- WHAT YOU SHOULD DO
Return the listing word for word, as given.

- RECORDS SUPPLIED

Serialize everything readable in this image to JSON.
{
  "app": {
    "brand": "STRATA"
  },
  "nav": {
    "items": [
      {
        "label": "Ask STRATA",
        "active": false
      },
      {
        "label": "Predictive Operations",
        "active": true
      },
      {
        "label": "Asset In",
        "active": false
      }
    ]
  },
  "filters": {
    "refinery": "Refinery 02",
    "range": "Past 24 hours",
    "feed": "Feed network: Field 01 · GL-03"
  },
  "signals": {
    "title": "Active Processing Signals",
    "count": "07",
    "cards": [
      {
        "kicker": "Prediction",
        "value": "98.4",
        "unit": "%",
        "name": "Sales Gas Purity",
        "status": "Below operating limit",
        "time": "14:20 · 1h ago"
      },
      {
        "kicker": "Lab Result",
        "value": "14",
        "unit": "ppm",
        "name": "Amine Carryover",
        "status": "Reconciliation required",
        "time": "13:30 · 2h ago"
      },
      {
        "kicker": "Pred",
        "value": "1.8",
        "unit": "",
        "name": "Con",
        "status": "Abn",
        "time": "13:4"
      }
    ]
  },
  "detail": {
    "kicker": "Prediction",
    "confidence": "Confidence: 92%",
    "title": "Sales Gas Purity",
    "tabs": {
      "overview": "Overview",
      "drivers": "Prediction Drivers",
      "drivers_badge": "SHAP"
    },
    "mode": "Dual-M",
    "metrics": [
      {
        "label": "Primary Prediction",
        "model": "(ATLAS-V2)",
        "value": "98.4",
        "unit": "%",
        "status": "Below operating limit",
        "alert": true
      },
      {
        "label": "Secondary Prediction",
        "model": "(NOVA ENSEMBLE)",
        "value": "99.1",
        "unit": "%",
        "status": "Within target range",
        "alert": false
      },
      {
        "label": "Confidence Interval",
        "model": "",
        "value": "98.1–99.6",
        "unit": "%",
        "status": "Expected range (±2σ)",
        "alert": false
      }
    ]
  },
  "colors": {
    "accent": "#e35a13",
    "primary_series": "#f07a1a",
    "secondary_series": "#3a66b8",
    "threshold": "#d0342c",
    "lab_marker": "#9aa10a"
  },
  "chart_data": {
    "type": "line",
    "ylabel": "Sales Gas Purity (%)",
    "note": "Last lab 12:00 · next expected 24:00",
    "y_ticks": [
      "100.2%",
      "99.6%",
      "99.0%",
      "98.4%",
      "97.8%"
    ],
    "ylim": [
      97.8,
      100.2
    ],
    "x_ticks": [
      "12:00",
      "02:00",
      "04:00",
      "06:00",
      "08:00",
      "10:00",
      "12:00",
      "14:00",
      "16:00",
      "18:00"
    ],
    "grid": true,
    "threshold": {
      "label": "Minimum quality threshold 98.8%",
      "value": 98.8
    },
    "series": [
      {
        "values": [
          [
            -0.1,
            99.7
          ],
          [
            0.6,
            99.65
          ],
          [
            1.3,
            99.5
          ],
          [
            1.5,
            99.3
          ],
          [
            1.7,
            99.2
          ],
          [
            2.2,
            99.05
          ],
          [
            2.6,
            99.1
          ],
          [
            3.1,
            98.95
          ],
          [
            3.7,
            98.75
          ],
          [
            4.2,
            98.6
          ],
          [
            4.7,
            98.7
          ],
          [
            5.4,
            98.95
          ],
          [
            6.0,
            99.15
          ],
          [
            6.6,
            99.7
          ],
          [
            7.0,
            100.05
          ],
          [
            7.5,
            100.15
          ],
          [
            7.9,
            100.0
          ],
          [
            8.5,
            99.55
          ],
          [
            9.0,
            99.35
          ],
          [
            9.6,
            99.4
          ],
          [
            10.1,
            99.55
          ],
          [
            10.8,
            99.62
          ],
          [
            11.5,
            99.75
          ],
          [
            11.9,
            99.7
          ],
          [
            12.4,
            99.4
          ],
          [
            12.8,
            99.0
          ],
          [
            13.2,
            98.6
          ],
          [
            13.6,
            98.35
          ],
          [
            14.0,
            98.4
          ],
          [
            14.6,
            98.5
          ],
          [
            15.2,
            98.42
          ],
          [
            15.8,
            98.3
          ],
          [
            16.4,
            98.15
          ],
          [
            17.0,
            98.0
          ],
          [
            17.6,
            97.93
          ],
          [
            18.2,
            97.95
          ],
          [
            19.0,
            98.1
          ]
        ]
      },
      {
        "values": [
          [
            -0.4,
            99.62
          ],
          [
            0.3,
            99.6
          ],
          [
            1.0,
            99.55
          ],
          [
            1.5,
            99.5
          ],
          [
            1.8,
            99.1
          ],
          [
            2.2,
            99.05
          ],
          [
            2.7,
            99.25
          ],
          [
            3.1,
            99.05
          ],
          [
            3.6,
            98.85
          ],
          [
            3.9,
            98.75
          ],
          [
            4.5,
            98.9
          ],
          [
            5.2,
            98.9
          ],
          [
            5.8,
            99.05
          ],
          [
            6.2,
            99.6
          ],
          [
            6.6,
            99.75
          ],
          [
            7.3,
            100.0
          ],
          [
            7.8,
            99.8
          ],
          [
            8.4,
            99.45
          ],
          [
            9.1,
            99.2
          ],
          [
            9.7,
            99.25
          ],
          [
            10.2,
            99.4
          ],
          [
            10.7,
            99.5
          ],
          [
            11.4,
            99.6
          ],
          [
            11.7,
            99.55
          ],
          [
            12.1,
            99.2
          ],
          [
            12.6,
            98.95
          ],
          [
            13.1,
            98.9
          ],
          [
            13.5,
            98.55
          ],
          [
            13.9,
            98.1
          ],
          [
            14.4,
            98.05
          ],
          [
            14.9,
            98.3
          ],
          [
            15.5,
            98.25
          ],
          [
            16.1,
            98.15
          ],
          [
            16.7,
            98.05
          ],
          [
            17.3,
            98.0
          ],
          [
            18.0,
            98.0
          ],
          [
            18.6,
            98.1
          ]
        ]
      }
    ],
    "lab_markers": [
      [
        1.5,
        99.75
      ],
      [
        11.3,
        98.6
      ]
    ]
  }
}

- EXERCISE RESULT
Serialize everything readable in this image to JSON.
{
  "app": {
    "brand": "STRATA"
  },
  "nav": {
    "items": [
      {
        "label": "Ask STRATA",
        "active": false
      },
      {
        "label": "Predictive Operations",
        "active": true
      },
      {
        "label": "Asset In",
        "active": false
      }
    ]
  },
  "filters": {
    "refinery": "Refinery 02",
    "range": "Past 24 hours",
    "feed": "Feed network: Field 01 · GL-03"
  },
  "signals": {
    "title": "Active Processing Signals",
    "count": "07",
    "cards": [
      {
        "kicker": "Prediction",
        "value": "98.4",
        "unit": "%",
        "name": "Sales Gas Purity",
        "status": "Below operating limit",
        "time": "14:20 · 1h ago"
      },
      {
        "kicker": "Lab Result",
        "value": "14",
        "unit": "ppm",
        "name": "Amine Carryover",
        "status": "Reconciliation required",
        "time": "13:30 · 2h ago"
      },
      {
        "kicker": "Pred",
        "value": "1.8",
        "unit": "",
        "name": "Con",
        "status": "Abn",
        "time": "13:4"
      }
    ]
  },
  "detail": {
    "kicker": "Prediction",
    "confidence": "Confidence: 92%",
    "title": "Sales Gas Purity",
    "tabs": {
      "overview": "Overview",
      "drivers": "Prediction Drivers",
      "drivers_badge": "SHAP"
    },
    "mode": "Dual-M",
    "metrics": [
      {
        "label": "Primary Prediction",
        "model": "(ATLAS-V2)",
        "value": "98.4",
        "unit": "%",
        "status": "Below operating limit",
        "alert": true
      },
      {
        "label": "Secondary Prediction",
        "model": "(NOVA ENSEMBLE)",
        "value": "99.1",
        "unit": "%",
        "status": "Within target range",
        "alert": false
      },
      {
        "label": "Confidence Interval",
        "model": "",
        "value": "98.1–99.6",
        "unit": "%",
        "status": "Expected range (±2σ)",
        "alert": false
      }
    ]
  },
  "colors": {
    "accent": "#e35a13",
    "primary_series": "#f07a1a",
    "secondary_series": "#3a66b8",
    "threshold": "#d0342c",
    "lab_marker": "#9aa10a"
  },
  "chart_data": {
    "type": "line",
    "ylabel": "Sales Gas Purity (%)",
    "note": "Last lab 12:00 · next expected 24:00",
    "y_ticks": [
      "100.2%",
      "99.6%",
      "99.0%",
      "98.4%",
      "97.8%"
    ],
    "ylim": [
      97.8,
      100.2
    ],
    "x_ticks": [
      "12:00",
      "02:00",
      "04:00",
      "06:00",
      "08:00",
      "10:00",
      "12:00",
      "14:00",
      "16:00",
      "18:00"
    ],
    "grid": true,
    "threshold": {
      "label": "Minimum quality threshold 98.8%",
      "value": 98.8
    },
    "series": [
      {
        "values": [
          [
            -0.1,
            99.7
          ],
          [
            0.6,
            99.65
          ],
          [
            1.3,
            99.5
          ],
          [
            1.5,
            99.3
          ],
          [
            1.7,
            99.2
          ],
          [
            2.2,
            99.05
          ],
          [
            2.6,
            99.1
          ],
          [
            3.1,
            98.95
          ],
          [
            3.7,
            98.75
          ],
          [
            4.2,
            98.6
          ],
          [
            4.7,
            98.7
          ],
          [
            5.4,
            98.95
          ],
          [
            6.0,
            99.15
          ],
          [
            6.6,
            99.7
          ],
          [
            7.0,
            100.05
          ],
          [
            7.5,
            100.15
          ],
          [
            7.9,
            100.0
          ],
          [
            8.5,
            99.55
          ],
          [
            9.0,
            99.35
          ],
          [
            9.6,
            99.4
          ],
          [
            10.1,
            99.55
          ],
          [
            10.8,
            99.62
          ],
          [
            11.5,
            99.75
          ],
          [
            11.9,
            99.7
          ],
          [
            12.4,
            99.4
          ],
          [
            12.8,
            99.0
          ],
          [
            13.2,
            98.6
          ],
          [
            13.6,
            98.35
          ],
          [
            14.0,
            98.4
          ],
          [
            14.6,
            98.5
          ],
          [
            15.2,
            98.42
          ],
          [
            15.8,
            98.3
          ],
          [
            16.4,
            98.15
          ],
          [
            17.0,
            98.0
          ],
          [
            17.6,
            97.93
          ],
          [
            18.2,
            97.95
          ],
          [
            19.0,
            98.1
          ]
        ]
      },
      {
        "values": [
          [
            -0.4,
            99.62
          ],
          [
            0.3,
            99.6
          ],
          [
            1.0,
            99.55
          ],
          [
            1.5,
            99.5
          ],
          [
            1.8,
            99.1
          ],
          [
            2.2,
            99.05
          ],
          [
            2.7,
            99.25
          ],
          [
            3.1,
            99.05
          ],
          [
            3.6,
            98.85
          ],
          [
            3.9,
            98.75
          ],
          [
            4.5,
            98.9
          ],
          [
            5.2,
            98.9
          ],
          [
            5.8,
            99.05
          ],
          [
            6.2,
            99.6
          ],
          [
            6.6,
            99.75
          ],
          [
            7.3,
            100.0
          ],
          [
            7.8,
            99.8
          ],
          [
            8.4,
            99.45
          ],
          [
            9.1,
            99.2
          ],
          [
            9.7,
            99.25
          ],
          [
            10.2,
            99.4
          ],
          [
            10.7,
            99.5
          ],
          [
            11.4,
            99.6
          ],
          [
            11.7,
            99.55
          ],
          [
            12.1,
            99.2
          ],
          [
            12.6,
            98.95
          ],
          [
            13.1,
            98.9
          ],
          [
            13.5,
            98.55
          ],
          [
            13.9,
            98.1
          ],
          [
            14.4,
            98.05
          ],
          [
            14.9,
            98.3
          ],
          [
            15.5,
            98.25
          ],
          [
            16.1,
            98.15
          ],
          [
            16.7,
            98.05
          ],
          [
            17.3,
            98.0
          ],
          [
            18.0,
            98.0
          ],
          [
            18.6,
            98.1
          ]
        ]
      }
    ],
    "lab_markers": [
      [
        1.5,
        99.75
      ],
      [
        11.3,
        98.6
      ]
    ]
  }
}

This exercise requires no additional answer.